Él y su familia todavía vivían en una casucha construida rápido y mal entre el polvo de un desierto atómico. En su descripción hablaba de un relámpago enorme cayendo sobre la ciudad, “una luz azulada, algo así como un cortocircuito”, tras el cual el viento sopló como un tornado y cayó una lluvia negra. "Fui lanzado al suelo y observé que sólo quedaban los tallos de mis flores. Todo estaba quieto y en silencio, y cuando me levanté, había gente desnuda sin articular palabra. Algunos de ellos habían perdido la piel o el pelo. Supe con certeza que estaba muerto”. Nueve años después, cuando volví a buscarle, había muerto de leucemia.
En el periodo que siguió al lanzamiento de la bomba, las autoridades de ocupación aliadas prohibieron toda mención del envenenamiento por radiación e insistieron en que las muertes o heridas fueron consecuencia sólo del estallido de la bomba. Ésta fue la primera gran mentira. “No hay radiactividad en la destruida Hiroshima” decía la portada del New York Times, un clásico de la desinformación y la abdicación de los medios, que el periodista australiano Wilfred Burchett incluyó como primicia del siglo. “ Escribo esto como advertencia a todo el mundo”, informaba Burchett en el Daily Express, después de llegar a Hiroshima tras un viaje peligroso. Fue el primer corresponsal que se atrevió. Describió salas de hospital llenas de gente sin heridas visibles, pero que estaba muriendo, de lo que él llamó “una epidemia atómica”. Por contar esta verdad, le retiraron su acreditación de prensa, fue expuesto públicamente y difamado – y justificado.

- [Problema a resolver]:
Reproduce sin cambios el pasaje del fragmento sobre Hiroshima que empieza en las palabras que contienen "Él y su familia" y termina después de "muerto de leucemia.".

- [Listado dado]:
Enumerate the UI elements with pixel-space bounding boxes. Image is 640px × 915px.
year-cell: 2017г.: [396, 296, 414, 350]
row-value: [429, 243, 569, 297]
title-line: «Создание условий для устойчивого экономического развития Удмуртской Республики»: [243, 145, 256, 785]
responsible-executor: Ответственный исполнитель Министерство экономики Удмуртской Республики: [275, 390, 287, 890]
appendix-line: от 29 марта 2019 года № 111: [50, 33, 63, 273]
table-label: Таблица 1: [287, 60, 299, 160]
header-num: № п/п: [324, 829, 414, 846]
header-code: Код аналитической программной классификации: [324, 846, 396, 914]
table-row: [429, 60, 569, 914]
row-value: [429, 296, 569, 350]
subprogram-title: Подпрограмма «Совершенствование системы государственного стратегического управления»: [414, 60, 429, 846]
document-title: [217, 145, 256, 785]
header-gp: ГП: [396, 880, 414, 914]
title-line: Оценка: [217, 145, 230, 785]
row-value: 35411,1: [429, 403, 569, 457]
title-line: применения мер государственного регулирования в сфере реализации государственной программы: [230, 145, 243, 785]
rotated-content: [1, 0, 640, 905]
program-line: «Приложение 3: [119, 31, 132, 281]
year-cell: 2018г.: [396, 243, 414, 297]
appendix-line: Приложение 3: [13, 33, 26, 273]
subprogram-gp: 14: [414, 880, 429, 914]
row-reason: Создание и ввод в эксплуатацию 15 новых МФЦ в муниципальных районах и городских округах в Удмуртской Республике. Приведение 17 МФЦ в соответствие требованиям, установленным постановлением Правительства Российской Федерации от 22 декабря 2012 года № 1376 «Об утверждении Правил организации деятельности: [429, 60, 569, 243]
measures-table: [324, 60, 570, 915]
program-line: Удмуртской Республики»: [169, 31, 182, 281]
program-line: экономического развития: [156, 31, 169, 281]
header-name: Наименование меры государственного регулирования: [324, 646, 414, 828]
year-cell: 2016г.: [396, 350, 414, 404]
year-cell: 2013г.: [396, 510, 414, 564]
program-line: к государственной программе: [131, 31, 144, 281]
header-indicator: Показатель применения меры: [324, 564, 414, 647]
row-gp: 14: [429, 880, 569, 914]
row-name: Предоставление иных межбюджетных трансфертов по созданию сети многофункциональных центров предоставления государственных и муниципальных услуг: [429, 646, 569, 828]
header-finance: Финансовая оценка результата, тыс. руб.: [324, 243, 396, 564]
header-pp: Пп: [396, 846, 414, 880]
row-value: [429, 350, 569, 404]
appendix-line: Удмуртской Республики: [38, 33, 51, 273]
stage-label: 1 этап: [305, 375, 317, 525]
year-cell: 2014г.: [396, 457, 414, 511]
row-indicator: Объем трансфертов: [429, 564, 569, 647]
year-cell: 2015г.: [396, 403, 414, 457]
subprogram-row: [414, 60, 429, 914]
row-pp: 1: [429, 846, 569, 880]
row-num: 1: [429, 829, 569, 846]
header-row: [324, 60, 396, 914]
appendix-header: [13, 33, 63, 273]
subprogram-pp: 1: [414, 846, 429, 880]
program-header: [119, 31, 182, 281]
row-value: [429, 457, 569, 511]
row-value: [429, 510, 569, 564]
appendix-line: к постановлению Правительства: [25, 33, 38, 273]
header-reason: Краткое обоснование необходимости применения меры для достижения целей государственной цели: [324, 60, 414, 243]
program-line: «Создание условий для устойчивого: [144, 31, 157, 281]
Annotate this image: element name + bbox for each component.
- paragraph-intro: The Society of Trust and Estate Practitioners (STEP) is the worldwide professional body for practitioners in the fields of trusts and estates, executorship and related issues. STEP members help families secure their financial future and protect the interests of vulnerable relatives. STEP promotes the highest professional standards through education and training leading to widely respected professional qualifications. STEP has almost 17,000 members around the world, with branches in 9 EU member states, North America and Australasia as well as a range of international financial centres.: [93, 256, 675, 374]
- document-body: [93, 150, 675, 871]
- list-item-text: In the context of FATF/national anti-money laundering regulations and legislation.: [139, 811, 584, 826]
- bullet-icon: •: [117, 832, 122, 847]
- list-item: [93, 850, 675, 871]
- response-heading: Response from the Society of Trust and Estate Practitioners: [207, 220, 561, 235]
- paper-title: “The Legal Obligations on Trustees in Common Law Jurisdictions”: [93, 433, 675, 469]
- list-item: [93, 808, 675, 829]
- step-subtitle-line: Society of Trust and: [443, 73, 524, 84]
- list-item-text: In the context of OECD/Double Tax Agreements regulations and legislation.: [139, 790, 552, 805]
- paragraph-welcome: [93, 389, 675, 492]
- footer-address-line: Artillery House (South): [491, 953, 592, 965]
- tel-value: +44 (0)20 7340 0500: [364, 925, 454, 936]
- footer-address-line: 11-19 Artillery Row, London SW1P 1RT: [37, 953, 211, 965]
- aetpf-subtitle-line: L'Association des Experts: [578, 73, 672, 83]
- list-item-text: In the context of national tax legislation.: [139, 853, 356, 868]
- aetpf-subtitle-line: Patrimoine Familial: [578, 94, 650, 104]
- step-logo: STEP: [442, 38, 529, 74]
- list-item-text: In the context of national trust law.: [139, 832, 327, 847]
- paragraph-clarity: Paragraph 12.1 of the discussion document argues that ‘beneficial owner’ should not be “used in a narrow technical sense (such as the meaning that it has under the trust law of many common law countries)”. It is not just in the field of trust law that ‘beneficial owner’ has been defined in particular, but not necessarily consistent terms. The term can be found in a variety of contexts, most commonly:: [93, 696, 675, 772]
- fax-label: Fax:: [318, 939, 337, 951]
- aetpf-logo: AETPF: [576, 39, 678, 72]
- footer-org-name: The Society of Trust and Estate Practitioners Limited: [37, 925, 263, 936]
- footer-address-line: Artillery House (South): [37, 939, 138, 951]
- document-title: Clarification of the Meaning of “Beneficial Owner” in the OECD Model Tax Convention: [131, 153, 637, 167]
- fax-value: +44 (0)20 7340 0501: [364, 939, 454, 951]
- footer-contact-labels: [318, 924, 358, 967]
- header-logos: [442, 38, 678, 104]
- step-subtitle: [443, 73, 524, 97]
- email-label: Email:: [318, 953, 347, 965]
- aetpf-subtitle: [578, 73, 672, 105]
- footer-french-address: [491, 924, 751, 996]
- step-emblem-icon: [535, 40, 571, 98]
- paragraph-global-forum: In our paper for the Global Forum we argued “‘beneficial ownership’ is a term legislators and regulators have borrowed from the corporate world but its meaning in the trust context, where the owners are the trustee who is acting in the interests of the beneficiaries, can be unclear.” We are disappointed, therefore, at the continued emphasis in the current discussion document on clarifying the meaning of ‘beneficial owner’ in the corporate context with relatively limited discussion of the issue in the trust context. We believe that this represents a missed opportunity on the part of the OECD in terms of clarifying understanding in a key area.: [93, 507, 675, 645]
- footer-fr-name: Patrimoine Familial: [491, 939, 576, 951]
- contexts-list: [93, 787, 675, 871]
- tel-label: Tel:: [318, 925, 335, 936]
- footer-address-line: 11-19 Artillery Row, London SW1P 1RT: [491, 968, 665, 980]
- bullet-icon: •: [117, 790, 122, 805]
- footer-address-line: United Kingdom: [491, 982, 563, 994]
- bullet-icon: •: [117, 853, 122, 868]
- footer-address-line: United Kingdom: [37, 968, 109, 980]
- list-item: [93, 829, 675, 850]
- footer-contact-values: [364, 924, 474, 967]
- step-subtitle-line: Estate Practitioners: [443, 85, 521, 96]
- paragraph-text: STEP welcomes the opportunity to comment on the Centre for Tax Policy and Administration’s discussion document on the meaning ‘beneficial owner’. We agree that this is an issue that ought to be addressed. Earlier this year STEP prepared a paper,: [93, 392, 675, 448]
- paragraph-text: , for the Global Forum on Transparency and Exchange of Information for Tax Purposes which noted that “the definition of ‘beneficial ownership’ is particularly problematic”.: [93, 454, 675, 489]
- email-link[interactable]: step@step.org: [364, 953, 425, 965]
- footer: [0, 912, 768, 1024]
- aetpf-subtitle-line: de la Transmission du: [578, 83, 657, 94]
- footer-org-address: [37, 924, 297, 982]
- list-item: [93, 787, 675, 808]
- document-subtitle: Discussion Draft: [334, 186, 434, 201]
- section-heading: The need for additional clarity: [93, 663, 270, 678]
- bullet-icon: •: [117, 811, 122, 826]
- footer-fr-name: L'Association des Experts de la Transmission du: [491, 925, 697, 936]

- [Espacio de respuesta]:
Él y su familia todavía vivían en una casucha construida rápido y mal entre el polvo de un desierto atómico. En su descripción hablaba de un relámpago enorme cayendo sobre la ciudad, “una luz azulada, algo así como un cortocircuito”, tras el cual el viento sopló como un tornado y cayó una lluvia negra. "Fui lanzado al suelo y observé que sólo quedaban los tallos de mis flores. Todo estaba quieto y en silencio, y cuando me levanté, había gente desnuda sin articular palabra. Algunos de ellos habían perdido la piel o el pelo. Supe con certeza que estaba muerto”. Nueve años después, cuando volví a buscarle, había muerto de leucemia.